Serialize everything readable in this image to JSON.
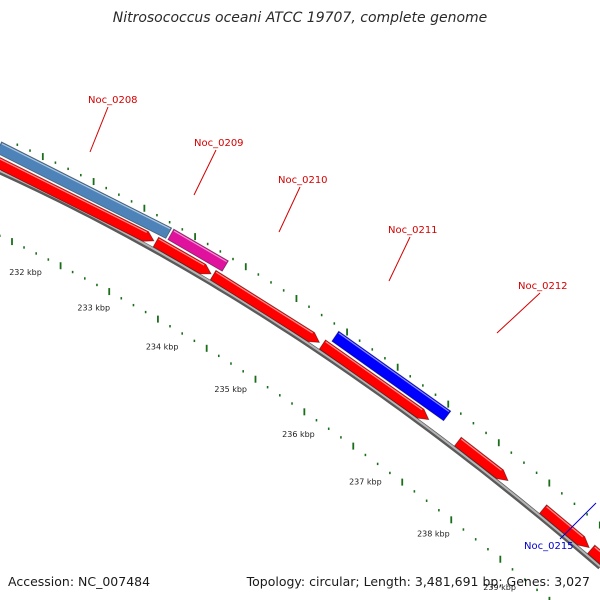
{
  "title": "Nitrosococcus oceani ATCC 19707, complete genome",
  "footer": {
    "accession": "Accession: NC_007484",
    "topology": "Topology: circular; Length: 3,481,691 bp; Genes: 3,027"
  },
  "colors": {
    "backbone": "#8c8c8c",
    "tick_inner": "#1a6e1a",
    "tick_outer": "#1a6e1a",
    "gene_red": "#ff0000",
    "gene_steelblue": "#4d83b8",
    "gene_magenta": "#e0119c",
    "gene_blue": "#0000ff",
    "label_red": "#d40000",
    "label_blue": "#0000cc"
  },
  "ticks": [
    {
      "label": "232 kbp"
    },
    {
      "label": "233 kbp"
    },
    {
      "label": "234 kbp"
    },
    {
      "label": "235 kbp"
    },
    {
      "label": "236 kbp"
    },
    {
      "label": "237 kbp"
    },
    {
      "label": "238 kbp"
    },
    {
      "label": "239 kbp"
    }
  ],
  "genes": [
    {
      "name": "Noc_0208",
      "color": "steelblue",
      "label_color": "red"
    },
    {
      "name": "Noc_0209",
      "color": "magenta",
      "label_color": "red"
    },
    {
      "name": "Noc_0210",
      "color": "red",
      "label_color": "red"
    },
    {
      "name": "Noc_0211",
      "color": "blue",
      "label_color": "red"
    },
    {
      "name": "Noc_0212",
      "color": "red",
      "label_color": "red"
    },
    {
      "name": "Noc_0215",
      "color": "red",
      "label_color": "blue"
    }
  ]
}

| Exercise instructions |
Across the records above, show each line containing the word "name".

| Your solution |
      "name": "Noc_0208",
      "name": "Noc_0209",
      "name": "Noc_0210",
      "name": "Noc_0211",
      "name": "Noc_0212",
      "name": "Noc_0215",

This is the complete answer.